▸ **Task prompt**
Below is a block of records; repeat all of them exactly.

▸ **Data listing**
▬▬▬▬▬▬▬▬▬▬

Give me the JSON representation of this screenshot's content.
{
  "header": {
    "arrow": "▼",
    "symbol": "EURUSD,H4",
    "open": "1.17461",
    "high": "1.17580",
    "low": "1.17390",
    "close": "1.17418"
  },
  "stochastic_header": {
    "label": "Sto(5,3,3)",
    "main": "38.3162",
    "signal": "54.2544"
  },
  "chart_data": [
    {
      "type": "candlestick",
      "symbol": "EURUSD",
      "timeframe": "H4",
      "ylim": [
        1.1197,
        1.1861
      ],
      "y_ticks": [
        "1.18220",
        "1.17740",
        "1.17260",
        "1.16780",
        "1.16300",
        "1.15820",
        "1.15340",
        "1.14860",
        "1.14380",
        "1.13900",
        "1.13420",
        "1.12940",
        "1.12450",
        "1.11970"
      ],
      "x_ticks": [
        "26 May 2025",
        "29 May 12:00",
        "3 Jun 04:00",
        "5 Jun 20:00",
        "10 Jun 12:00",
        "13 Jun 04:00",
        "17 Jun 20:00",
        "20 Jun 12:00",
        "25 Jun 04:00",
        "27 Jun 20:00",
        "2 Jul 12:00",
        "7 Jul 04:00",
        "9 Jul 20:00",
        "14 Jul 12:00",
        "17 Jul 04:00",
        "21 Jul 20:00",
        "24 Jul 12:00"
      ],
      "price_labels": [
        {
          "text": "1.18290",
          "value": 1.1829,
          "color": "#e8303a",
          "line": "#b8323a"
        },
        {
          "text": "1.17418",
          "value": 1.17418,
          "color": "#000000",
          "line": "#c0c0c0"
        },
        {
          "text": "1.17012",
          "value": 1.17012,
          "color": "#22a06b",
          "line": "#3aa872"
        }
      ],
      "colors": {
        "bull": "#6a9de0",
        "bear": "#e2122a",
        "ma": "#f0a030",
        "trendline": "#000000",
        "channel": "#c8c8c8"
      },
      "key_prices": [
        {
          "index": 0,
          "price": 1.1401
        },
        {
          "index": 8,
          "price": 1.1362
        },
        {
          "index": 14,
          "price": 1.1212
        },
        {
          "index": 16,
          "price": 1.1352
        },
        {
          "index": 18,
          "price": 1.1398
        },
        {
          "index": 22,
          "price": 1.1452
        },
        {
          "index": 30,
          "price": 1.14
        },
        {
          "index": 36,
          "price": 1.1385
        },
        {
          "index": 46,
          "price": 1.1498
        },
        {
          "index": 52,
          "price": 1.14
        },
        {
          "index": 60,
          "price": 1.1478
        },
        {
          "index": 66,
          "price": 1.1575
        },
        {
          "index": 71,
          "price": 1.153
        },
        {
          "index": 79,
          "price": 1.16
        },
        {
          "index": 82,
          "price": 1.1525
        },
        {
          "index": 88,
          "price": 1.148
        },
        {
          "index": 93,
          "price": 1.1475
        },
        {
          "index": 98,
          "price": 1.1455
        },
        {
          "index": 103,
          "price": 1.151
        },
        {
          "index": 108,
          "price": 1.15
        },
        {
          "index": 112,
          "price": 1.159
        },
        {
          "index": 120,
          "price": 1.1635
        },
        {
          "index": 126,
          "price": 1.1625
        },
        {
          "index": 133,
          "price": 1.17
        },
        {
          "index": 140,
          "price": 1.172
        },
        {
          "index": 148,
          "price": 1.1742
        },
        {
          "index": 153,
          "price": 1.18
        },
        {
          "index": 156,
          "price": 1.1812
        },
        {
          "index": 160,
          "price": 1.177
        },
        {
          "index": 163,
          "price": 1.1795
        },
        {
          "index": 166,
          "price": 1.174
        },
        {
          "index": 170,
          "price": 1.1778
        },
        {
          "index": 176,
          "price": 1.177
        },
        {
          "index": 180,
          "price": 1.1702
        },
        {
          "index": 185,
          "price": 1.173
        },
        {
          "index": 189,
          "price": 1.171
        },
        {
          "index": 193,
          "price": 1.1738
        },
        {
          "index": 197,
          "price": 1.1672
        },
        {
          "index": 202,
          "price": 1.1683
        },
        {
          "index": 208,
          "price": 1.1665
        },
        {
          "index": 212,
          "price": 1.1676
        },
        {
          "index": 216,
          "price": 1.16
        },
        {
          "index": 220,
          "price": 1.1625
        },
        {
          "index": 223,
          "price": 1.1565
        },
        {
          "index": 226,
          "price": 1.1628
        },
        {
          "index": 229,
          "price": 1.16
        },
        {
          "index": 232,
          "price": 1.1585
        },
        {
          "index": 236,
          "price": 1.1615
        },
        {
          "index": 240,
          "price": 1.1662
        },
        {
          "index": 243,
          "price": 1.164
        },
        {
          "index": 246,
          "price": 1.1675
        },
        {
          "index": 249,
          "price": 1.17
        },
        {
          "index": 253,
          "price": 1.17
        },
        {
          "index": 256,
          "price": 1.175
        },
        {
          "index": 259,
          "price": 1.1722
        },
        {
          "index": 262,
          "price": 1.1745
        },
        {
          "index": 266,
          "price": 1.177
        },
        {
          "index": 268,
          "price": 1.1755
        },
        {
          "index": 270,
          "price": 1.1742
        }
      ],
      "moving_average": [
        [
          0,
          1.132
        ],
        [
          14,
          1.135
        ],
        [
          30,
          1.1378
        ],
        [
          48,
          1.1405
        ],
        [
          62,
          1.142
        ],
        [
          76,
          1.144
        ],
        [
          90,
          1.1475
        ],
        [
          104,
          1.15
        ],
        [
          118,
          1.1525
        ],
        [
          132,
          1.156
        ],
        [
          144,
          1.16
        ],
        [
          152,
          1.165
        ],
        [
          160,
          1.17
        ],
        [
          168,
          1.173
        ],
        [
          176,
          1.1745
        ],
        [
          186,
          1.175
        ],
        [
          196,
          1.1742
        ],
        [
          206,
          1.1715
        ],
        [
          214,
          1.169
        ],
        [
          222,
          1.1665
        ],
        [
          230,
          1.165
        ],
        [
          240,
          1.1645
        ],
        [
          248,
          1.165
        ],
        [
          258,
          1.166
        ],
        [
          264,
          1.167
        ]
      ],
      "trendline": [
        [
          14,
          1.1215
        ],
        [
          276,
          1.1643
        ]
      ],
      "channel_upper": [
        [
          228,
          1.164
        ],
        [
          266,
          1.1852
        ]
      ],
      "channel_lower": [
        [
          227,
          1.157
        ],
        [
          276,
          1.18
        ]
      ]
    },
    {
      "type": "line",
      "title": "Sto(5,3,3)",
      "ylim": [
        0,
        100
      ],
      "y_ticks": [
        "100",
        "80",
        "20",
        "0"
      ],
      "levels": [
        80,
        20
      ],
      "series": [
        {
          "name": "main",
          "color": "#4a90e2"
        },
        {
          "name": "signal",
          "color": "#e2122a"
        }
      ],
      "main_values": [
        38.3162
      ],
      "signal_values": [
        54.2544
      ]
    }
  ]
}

▬▬▬▬▬▬▬▬▬▬

▸ **Exercise answer**
Give me the JSON representation of this screenshot's content.
{
  "header": {
    "arrow": "▼",
    "symbol": "EURUSD,H4",
    "open": "1.17461",
    "high": "1.17580",
    "low": "1.17390",
    "close": "1.17418"
  },
  "stochastic_header": {
    "label": "Sto(5,3,3)",
    "main": "38.3162",
    "signal": "54.2544"
  },
  "chart_data": [
    {
      "type": "candlestick",
      "symbol": "EURUSD",
      "timeframe": "H4",
      "ylim": [
        1.1197,
        1.1861
      ],
      "y_ticks": [
        "1.18220",
        "1.17740",
        "1.17260",
        "1.16780",
        "1.16300",
        "1.15820",
        "1.15340",
        "1.14860",
        "1.14380",
        "1.13900",
        "1.13420",
        "1.12940",
        "1.12450",
        "1.11970"
      ],
      "x_ticks": [
        "26 May 2025",
        "29 May 12:00",
        "3 Jun 04:00",
        "5 Jun 20:00",
        "10 Jun 12:00",
        "13 Jun 04:00",
        "17 Jun 20:00",
        "20 Jun 12:00",
        "25 Jun 04:00",
        "27 Jun 20:00",
        "2 Jul 12:00",
        "7 Jul 04:00",
        "9 Jul 20:00",
        "14 Jul 12:00",
        "17 Jul 04:00",
        "21 Jul 20:00",
        "24 Jul 12:00"
      ],
      "price_labels": [
        {
          "text": "1.18290",
          "value": 1.1829,
          "color": "#e8303a",
          "line": "#b8323a"
        },
        {
          "text": "1.17418",
          "value": 1.17418,
          "color": "#000000",
          "line": "#c0c0c0"
        },
        {
          "text": "1.17012",
          "value": 1.17012,
          "color": "#22a06b",
          "line": "#3aa872"
        }
      ],
      "colors": {
        "bull": "#6a9de0",
        "bear": "#e2122a",
        "ma": "#f0a030",
        "trendline": "#000000",
        "channel": "#c8c8c8"
      },
      "key_prices": [
        {
          "index": 0,
          "price": 1.1401
        },
        {
          "index": 8,
          "price": 1.1362
        },
        {
          "index": 14,
          "price": 1.1212
        },
        {
          "index": 16,
          "price": 1.1352
        },
        {
          "index": 18,
          "price": 1.1398
        },
        {
          "index": 22,
          "price": 1.1452
        },
        {
          "index": 30,
          "price": 1.14
        },
        {
          "index": 36,
          "price": 1.1385
        },
        {
          "index": 46,
          "price": 1.1498
        },
        {
          "index": 52,
          "price": 1.14
        },
        {
          "index": 60,
          "price": 1.1478
        },
        {
          "index": 66,
          "price": 1.1575
        },
        {
          "index": 71,
          "price": 1.153
        },
        {
          "index": 79,
          "price": 1.16
        },
        {
          "index": 82,
          "price": 1.1525
        },
        {
          "index": 88,
          "price": 1.148
        },
        {
          "index": 93,
          "price": 1.1475
        },
        {
          "index": 98,
          "price": 1.1455
        },
        {
          "index": 103,
          "price": 1.151
        },
        {
          "index": 108,
          "price": 1.15
        },
        {
          "index": 112,
          "price": 1.159
        },
        {
          "index": 120,
          "price": 1.1635
        },
        {
          "index": 126,
          "price": 1.1625
        },
        {
          "index": 133,
          "price": 1.17
        },
        {
          "index": 140,
          "price": 1.172
        },
        {
          "index": 148,
          "price": 1.1742
        },
        {
          "index": 153,
          "price": 1.18
        },
        {
          "index": 156,
          "price": 1.1812
        },
        {
          "index": 160,
          "price": 1.177
        },
        {
          "index": 163,
          "price": 1.1795
        },
        {
          "index": 166,
          "price": 1.174
        },
        {
          "index": 170,
          "price": 1.1778
        },
        {
          "index": 176,
          "price": 1.177
        },
        {
          "index": 180,
          "price": 1.1702
        },
        {
          "index": 185,
          "price": 1.173
        },
        {
          "index": 189,
          "price": 1.171
        },
        {
          "index": 193,
          "price": 1.1738
        },
        {
          "index": 197,
          "price": 1.1672
        },
        {
          "index": 202,
          "price": 1.1683
        },
        {
          "index": 208,
          "price": 1.1665
        },
        {
          "index": 212,
          "price": 1.1676
        },
        {
          "index": 216,
          "price": 1.16
        },
        {
          "index": 220,
          "price": 1.1625
        },
        {
          "index": 223,
          "price": 1.1565
        },
        {
          "index": 226,
          "price": 1.1628
        },
        {
          "index": 229,
          "price": 1.16
        },
        {
          "index": 232,
          "price": 1.1585
        },
        {
          "index": 236,
          "price": 1.1615
        },
        {
          "index": 240,
          "price": 1.1662
        },
        {
          "index": 243,
          "price": 1.164
        },
        {
          "index": 246,
          "price": 1.1675
        },
        {
          "index": 249,
          "price": 1.17
        },
        {
          "index": 253,
          "price": 1.17
        },
        {
          "index": 256,
          "price": 1.175
        },
        {
          "index": 259,
          "price": 1.1722
        },
        {
          "index": 262,
          "price": 1.1745
        },
        {
          "index": 266,
          "price": 1.177
        },
        {
          "index": 268,
          "price": 1.1755
        },
        {
          "index": 270,
          "price": 1.1742
        }
      ],
      "moving_average": [
        [
          0,
          1.132
        ],
        [
          14,
          1.135
        ],
        [
          30,
          1.1378
        ],
        [
          48,
          1.1405
        ],
        [
          62,
          1.142
        ],
        [
          76,
          1.144
        ],
        [
          90,
          1.1475
        ],
        [
          104,
          1.15
        ],
        [
          118,
          1.1525
        ],
        [
          132,
          1.156
        ],
        [
          144,
          1.16
        ],
        [
          152,
          1.165
        ],
        [
          160,
          1.17
        ],
        [
          168,
          1.173
        ],
        [
          176,
          1.1745
        ],
        [
          186,
          1.175
        ],
        [
          196,
          1.1742
        ],
        [
          206,
          1.1715
        ],
        [
          214,
          1.169
        ],
        [
          222,
          1.1665
        ],
        [
          230,
          1.165
        ],
        [
          240,
          1.1645
        ],
        [
          248,
          1.165
        ],
        [
          258,
          1.166
        ],
        [
          264,
          1.167
        ]
      ],
      "trendline": [
        [
          14,
          1.1215
        ],
        [
          276,
          1.1643
        ]
      ],
      "channel_upper": [
        [
          228,
          1.164
        ],
        [
          266,
          1.1852
        ]
      ],
      "channel_lower": [
        [
          227,
          1.157
        ],
        [
          276,
          1.18
        ]
      ]
    },
    {
      "type": "line",
      "title": "Sto(5,3,3)",
      "ylim": [
        0,
        100
      ],
      "y_ticks": [
        "100",
        "80",
        "20",
        "0"
      ],
      "levels": [
        80,
        20
      ],
      "series": [
        {
          "name": "main",
          "color": "#4a90e2"
        },
        {
          "name": "signal",
          "color": "#e2122a"
        }
      ],
      "main_values": [
        38.3162
      ],
      "signal_values": [
        54.2544
      ]
    }
  ]
}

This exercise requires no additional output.